= What is asked =
In the listing below, count the lines containing the string "的最小值为" and state only the number.

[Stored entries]
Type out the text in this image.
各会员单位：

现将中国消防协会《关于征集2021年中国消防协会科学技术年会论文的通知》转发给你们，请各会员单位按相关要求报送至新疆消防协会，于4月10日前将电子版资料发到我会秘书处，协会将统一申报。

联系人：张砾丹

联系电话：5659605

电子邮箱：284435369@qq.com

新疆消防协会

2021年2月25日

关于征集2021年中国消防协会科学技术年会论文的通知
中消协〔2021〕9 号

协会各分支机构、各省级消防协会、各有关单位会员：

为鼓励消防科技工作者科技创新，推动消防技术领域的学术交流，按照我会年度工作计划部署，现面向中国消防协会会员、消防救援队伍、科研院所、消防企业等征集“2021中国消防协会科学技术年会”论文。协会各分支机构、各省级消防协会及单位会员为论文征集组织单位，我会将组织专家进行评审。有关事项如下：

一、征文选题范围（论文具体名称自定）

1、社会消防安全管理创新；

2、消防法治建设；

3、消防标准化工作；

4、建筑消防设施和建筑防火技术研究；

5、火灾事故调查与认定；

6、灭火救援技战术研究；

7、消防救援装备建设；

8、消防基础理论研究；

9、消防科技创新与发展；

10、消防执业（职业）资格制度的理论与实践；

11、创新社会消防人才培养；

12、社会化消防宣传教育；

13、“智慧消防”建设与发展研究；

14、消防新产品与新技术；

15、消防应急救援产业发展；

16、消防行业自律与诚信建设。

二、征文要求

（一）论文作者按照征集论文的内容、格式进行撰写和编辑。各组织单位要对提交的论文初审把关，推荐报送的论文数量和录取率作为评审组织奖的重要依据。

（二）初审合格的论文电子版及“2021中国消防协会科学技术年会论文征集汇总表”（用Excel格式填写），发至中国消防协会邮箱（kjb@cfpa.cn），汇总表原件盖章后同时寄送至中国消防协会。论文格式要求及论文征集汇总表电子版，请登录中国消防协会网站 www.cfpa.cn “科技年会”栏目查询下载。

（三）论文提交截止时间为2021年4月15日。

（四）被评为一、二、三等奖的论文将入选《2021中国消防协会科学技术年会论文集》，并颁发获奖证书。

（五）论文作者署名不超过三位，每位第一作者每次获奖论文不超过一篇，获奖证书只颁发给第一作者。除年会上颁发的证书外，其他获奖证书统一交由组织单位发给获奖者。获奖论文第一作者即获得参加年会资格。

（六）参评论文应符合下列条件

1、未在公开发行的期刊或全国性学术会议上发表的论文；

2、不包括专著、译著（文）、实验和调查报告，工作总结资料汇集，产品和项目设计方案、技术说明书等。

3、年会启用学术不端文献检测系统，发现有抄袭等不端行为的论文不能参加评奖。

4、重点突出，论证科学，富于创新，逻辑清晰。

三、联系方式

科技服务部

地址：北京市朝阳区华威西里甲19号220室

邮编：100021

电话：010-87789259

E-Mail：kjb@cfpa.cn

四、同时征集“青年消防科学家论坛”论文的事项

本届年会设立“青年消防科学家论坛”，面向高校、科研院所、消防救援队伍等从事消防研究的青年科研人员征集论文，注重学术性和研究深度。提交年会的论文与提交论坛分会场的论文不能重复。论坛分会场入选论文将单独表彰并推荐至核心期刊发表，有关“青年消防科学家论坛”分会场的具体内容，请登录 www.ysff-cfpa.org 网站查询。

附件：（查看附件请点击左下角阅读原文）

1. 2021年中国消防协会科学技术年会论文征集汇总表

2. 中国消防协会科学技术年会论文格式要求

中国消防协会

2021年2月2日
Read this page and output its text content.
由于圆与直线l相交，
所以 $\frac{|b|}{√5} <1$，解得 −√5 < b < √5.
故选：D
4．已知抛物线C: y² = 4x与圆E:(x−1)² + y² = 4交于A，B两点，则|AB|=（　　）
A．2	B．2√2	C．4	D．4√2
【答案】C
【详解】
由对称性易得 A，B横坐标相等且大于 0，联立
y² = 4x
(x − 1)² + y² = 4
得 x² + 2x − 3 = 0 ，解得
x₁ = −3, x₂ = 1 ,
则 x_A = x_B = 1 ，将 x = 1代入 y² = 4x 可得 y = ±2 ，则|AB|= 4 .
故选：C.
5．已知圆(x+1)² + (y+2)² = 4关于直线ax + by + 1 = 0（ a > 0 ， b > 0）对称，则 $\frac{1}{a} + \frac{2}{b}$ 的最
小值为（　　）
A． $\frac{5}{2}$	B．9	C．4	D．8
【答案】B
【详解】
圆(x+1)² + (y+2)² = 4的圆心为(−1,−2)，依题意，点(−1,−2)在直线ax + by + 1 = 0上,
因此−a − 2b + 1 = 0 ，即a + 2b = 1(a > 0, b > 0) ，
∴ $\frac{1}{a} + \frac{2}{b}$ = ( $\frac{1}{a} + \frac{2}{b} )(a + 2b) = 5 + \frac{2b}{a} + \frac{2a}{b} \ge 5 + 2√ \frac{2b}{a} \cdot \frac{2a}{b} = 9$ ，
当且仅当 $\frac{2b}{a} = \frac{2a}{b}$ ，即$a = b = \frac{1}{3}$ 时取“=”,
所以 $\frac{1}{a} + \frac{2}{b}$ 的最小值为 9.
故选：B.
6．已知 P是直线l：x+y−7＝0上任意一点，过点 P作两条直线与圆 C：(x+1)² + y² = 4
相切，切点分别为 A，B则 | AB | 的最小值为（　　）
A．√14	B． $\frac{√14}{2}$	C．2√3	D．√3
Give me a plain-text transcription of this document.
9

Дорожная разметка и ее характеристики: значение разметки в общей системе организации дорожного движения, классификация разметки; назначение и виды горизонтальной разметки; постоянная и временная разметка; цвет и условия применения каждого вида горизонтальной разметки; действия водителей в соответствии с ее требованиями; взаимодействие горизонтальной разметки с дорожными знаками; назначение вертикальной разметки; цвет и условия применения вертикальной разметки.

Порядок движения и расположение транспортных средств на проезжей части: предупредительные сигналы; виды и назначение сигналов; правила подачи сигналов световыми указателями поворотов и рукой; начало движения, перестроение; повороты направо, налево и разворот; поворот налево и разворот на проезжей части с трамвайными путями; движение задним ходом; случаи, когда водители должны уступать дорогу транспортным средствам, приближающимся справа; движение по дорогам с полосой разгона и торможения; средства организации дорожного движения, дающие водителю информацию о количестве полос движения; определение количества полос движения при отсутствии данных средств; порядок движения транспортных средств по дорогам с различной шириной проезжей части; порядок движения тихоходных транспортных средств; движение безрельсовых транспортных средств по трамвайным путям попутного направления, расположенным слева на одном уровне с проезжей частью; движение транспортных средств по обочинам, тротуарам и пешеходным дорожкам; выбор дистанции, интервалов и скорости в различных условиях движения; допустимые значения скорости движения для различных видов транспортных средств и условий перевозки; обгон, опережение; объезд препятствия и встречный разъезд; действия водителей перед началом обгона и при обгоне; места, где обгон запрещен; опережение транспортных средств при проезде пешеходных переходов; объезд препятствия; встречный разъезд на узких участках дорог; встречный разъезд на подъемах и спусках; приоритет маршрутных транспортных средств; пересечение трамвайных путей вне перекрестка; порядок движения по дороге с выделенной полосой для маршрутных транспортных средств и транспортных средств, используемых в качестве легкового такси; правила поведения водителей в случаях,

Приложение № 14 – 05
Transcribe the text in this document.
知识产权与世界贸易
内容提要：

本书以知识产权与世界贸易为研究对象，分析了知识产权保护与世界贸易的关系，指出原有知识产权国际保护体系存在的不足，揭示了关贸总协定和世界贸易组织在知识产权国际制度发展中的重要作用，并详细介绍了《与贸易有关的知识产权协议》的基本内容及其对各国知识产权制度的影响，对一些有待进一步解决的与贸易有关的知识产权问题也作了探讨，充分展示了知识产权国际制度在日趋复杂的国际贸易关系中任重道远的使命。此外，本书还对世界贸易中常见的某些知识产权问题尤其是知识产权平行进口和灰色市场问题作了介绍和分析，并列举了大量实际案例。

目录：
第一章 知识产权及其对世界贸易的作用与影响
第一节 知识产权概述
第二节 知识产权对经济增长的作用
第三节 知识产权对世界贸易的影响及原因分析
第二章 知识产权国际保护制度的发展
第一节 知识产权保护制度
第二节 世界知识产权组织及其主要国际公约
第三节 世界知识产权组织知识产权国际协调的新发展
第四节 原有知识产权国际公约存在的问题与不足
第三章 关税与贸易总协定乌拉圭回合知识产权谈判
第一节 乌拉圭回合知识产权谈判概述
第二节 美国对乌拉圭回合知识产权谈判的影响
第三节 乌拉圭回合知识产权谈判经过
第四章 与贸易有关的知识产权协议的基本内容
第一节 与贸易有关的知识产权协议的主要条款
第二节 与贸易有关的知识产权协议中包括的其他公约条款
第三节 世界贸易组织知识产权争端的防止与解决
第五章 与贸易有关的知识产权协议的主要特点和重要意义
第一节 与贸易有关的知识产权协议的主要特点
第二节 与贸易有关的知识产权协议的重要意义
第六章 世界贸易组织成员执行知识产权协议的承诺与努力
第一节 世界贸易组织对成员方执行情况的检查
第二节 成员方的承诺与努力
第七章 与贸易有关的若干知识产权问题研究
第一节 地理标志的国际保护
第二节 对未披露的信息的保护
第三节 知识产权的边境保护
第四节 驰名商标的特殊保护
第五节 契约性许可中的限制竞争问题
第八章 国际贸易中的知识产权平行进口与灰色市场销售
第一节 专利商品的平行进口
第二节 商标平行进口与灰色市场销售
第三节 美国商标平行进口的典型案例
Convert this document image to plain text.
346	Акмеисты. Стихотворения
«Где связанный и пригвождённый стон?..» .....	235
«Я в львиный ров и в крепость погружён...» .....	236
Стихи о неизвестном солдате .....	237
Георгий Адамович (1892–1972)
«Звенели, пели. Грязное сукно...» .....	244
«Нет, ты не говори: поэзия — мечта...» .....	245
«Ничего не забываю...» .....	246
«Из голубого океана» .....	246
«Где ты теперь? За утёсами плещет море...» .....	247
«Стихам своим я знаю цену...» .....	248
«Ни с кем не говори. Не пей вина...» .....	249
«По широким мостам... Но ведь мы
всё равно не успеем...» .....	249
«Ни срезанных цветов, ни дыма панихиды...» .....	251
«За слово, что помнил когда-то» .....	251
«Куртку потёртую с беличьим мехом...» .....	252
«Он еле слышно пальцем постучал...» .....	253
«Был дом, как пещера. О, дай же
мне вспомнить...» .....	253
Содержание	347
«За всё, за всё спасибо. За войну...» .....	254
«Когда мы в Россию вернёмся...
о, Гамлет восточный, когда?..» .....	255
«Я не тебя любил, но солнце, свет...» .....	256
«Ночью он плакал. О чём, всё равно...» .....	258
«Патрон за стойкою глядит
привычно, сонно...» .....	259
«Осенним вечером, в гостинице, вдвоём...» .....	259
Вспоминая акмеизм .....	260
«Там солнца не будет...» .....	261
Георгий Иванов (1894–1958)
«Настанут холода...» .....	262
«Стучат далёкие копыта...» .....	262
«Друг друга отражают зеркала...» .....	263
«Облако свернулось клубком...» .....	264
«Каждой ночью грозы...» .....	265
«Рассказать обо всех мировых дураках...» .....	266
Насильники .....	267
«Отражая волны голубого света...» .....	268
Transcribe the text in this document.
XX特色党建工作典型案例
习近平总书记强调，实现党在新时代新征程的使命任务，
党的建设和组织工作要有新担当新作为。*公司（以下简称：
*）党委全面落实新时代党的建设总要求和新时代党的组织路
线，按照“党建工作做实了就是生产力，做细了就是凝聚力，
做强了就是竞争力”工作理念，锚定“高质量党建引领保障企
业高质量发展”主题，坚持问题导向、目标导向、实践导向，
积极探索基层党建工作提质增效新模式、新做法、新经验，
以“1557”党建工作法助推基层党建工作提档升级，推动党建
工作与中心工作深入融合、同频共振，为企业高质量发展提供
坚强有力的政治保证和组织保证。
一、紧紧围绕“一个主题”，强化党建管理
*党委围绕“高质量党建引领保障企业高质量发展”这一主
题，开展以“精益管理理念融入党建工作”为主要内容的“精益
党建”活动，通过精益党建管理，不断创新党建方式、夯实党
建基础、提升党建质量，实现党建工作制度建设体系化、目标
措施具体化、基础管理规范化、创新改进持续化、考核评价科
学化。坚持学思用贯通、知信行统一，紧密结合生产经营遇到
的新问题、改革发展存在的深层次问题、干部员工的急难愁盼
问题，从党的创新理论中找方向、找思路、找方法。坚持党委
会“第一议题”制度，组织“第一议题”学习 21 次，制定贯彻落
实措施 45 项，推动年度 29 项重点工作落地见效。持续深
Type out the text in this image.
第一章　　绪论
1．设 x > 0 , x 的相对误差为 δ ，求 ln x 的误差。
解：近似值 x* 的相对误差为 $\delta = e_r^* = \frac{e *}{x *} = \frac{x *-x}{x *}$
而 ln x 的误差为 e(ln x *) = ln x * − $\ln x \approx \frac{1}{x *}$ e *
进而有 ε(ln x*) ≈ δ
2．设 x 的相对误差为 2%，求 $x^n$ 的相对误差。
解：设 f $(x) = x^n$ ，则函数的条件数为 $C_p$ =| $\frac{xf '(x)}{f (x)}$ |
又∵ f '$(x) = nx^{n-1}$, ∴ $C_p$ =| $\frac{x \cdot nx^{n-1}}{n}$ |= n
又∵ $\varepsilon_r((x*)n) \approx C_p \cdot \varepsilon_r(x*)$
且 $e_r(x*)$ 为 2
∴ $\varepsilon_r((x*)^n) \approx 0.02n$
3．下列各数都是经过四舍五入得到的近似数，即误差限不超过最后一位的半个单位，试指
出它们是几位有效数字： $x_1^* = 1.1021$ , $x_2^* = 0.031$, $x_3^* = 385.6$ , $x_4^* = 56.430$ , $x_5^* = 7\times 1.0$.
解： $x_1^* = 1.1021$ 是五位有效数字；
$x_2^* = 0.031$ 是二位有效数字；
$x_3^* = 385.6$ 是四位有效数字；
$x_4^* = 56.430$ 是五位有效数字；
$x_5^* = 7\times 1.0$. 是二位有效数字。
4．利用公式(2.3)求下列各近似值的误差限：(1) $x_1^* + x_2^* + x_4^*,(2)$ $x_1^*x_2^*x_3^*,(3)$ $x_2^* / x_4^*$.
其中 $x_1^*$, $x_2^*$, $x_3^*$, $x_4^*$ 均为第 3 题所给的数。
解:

= The response =
2